Stated goal:
Go through the material and pull out every line with the string "mixing" in it.

Task inputs:
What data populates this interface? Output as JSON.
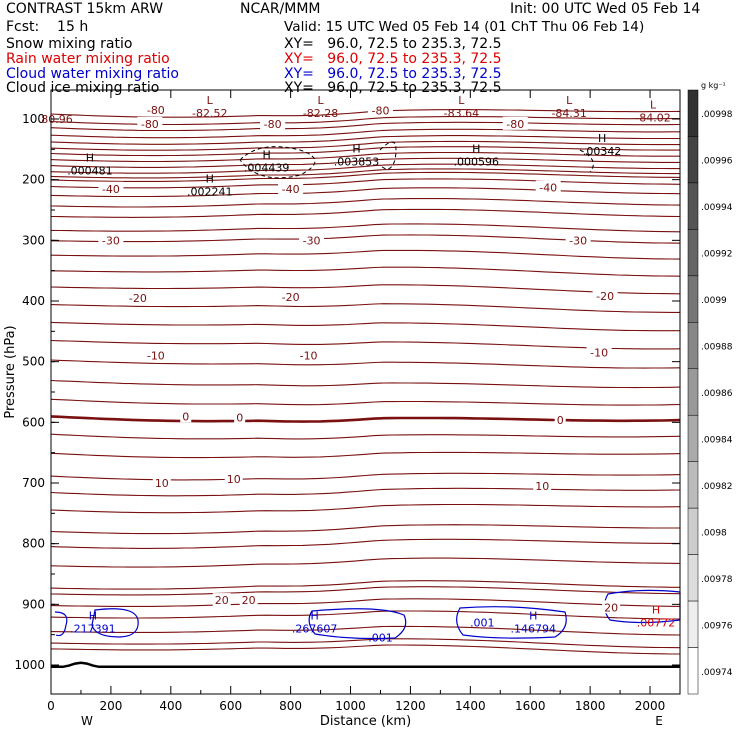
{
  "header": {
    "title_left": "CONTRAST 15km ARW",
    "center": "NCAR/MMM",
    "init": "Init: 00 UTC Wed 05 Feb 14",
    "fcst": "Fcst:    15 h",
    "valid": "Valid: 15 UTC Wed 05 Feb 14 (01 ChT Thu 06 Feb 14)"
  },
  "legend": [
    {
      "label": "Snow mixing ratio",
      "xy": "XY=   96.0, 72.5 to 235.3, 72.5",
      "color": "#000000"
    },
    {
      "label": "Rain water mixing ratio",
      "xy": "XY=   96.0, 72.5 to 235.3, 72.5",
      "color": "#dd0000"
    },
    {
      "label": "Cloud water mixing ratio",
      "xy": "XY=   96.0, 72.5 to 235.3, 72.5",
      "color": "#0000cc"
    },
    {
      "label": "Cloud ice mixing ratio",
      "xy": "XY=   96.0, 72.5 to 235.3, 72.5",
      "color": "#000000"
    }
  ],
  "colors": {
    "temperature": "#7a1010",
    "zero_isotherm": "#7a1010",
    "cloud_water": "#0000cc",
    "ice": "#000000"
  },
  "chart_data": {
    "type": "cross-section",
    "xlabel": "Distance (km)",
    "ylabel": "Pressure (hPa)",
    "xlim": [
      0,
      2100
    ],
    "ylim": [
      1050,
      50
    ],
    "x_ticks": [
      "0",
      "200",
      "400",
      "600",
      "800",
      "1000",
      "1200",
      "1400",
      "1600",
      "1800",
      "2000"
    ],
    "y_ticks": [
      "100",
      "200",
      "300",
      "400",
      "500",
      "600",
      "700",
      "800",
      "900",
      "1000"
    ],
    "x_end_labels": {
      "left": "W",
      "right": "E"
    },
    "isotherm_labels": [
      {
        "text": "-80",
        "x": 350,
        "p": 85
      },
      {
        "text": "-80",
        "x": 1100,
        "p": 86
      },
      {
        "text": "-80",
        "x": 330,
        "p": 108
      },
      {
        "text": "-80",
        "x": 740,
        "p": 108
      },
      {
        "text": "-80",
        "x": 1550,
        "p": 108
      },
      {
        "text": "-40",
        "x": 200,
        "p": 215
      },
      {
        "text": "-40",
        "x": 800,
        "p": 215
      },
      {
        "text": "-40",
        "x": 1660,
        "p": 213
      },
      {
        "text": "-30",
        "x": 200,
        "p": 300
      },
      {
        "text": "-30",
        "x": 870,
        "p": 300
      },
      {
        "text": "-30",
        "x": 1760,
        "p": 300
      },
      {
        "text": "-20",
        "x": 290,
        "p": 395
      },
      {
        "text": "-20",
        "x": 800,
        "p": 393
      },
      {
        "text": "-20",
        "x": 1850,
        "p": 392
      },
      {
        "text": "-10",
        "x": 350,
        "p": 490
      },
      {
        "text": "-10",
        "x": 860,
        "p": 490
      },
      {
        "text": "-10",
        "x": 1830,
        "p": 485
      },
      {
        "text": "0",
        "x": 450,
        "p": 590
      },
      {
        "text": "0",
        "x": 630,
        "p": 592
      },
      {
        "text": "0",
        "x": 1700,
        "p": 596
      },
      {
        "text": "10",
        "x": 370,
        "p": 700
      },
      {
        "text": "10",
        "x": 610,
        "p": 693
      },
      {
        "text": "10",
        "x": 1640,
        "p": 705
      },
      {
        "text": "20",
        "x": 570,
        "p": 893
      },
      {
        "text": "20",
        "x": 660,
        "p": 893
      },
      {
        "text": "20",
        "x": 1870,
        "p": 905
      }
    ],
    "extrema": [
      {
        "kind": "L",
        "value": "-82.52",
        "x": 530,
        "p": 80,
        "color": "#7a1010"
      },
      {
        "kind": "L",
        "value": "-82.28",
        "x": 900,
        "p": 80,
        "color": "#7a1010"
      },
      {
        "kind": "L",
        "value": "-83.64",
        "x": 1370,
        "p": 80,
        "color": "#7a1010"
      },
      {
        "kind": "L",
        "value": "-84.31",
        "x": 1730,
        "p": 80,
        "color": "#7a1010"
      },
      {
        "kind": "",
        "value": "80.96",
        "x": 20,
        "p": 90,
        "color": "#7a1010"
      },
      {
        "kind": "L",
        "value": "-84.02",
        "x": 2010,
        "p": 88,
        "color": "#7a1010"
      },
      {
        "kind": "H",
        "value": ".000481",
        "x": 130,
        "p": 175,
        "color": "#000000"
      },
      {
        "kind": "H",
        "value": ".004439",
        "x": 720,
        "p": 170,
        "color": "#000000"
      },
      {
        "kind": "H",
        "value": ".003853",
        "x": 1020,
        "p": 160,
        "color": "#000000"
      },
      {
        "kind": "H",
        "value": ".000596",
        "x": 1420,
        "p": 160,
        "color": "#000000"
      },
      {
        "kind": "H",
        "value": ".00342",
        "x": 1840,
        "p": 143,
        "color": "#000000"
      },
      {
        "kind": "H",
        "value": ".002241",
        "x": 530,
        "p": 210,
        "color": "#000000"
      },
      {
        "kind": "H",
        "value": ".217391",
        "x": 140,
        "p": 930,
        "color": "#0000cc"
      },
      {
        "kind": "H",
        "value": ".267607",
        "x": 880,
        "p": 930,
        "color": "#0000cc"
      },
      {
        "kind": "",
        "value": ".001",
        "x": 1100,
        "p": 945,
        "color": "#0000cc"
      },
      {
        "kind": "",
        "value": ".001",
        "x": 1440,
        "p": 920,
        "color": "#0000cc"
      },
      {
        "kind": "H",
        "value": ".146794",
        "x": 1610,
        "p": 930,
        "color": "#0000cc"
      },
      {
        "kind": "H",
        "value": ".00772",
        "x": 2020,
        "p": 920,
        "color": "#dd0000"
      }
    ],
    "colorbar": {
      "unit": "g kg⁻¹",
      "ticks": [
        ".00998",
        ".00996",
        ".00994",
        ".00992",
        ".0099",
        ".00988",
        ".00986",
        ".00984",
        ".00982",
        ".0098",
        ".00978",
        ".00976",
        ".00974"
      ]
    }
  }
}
==
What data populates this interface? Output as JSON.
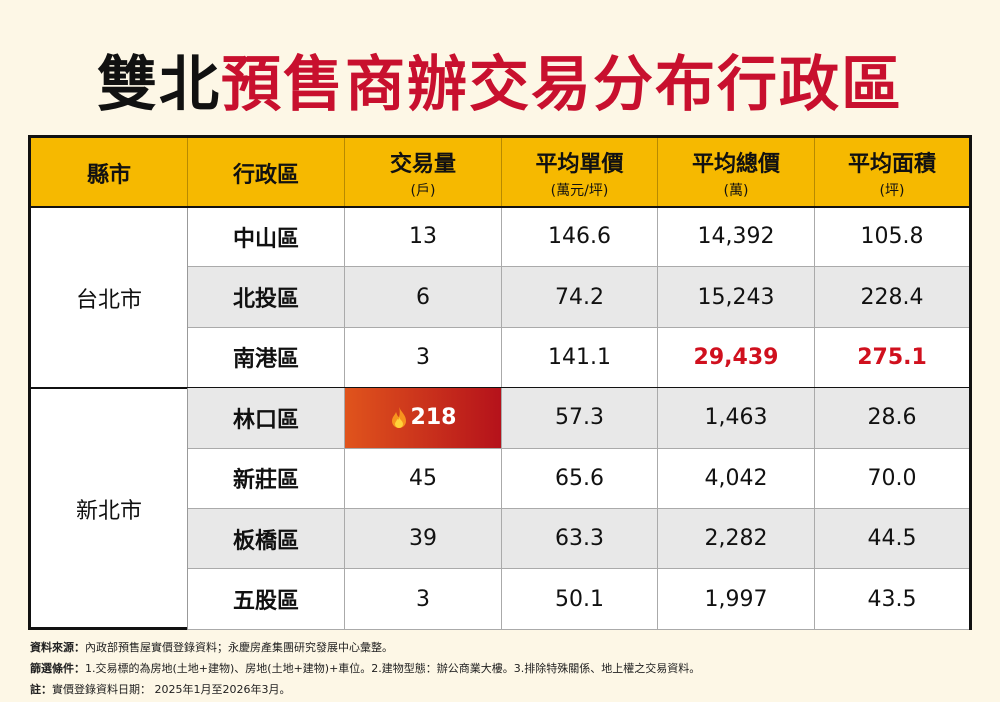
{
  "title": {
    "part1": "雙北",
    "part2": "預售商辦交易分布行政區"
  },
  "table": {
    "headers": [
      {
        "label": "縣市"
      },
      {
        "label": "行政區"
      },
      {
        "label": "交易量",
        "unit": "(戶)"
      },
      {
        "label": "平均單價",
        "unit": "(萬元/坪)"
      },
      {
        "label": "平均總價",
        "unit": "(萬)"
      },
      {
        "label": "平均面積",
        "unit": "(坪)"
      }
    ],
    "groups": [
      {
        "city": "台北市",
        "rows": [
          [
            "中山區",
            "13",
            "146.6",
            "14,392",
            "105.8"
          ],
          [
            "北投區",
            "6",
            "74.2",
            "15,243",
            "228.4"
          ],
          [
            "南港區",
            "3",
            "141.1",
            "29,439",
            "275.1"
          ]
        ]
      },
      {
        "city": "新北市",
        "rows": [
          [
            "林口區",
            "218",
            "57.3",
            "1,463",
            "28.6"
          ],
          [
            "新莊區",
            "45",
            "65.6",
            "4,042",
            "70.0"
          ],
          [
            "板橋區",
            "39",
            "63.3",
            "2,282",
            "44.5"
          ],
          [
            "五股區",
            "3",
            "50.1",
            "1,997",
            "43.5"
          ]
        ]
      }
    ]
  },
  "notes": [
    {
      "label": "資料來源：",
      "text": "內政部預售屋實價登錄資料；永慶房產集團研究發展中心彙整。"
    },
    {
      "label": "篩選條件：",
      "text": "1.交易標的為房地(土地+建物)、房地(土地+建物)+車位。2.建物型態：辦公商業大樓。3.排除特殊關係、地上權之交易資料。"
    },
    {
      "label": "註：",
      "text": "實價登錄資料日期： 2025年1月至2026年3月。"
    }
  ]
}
--
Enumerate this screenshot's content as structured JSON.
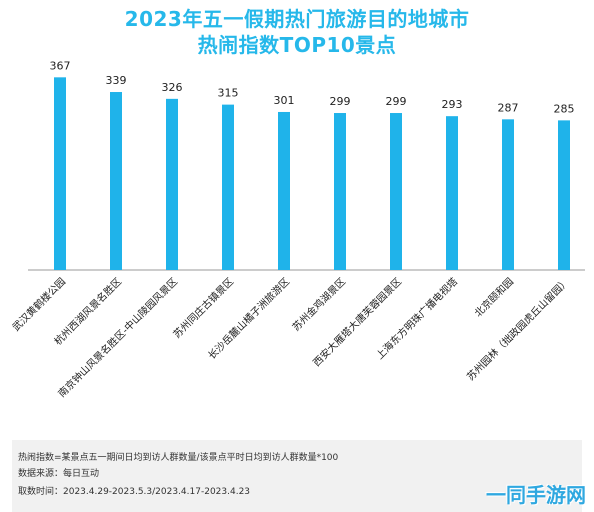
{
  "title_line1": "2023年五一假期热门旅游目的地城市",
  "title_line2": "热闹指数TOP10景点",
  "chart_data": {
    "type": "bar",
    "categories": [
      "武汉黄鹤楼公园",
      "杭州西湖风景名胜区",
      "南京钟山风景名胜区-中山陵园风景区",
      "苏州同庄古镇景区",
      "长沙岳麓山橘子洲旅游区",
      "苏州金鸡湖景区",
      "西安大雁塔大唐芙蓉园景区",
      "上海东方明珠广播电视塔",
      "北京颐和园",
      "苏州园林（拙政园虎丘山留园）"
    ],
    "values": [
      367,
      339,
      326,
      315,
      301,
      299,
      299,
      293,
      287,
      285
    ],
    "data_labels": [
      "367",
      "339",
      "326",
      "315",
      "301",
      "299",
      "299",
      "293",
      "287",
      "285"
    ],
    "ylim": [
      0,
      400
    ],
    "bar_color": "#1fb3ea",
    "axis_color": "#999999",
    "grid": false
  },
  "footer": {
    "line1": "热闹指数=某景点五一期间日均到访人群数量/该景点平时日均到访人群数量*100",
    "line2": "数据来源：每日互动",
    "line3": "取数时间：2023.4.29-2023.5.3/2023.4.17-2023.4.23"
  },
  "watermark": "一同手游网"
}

Exercise answer:
      "label": "Snow mixing ratio",
      "label": "Rain water mixing ratio",
      "label": "Cloud water mixing ratio",
      "label": "Cloud ice mixing ratio",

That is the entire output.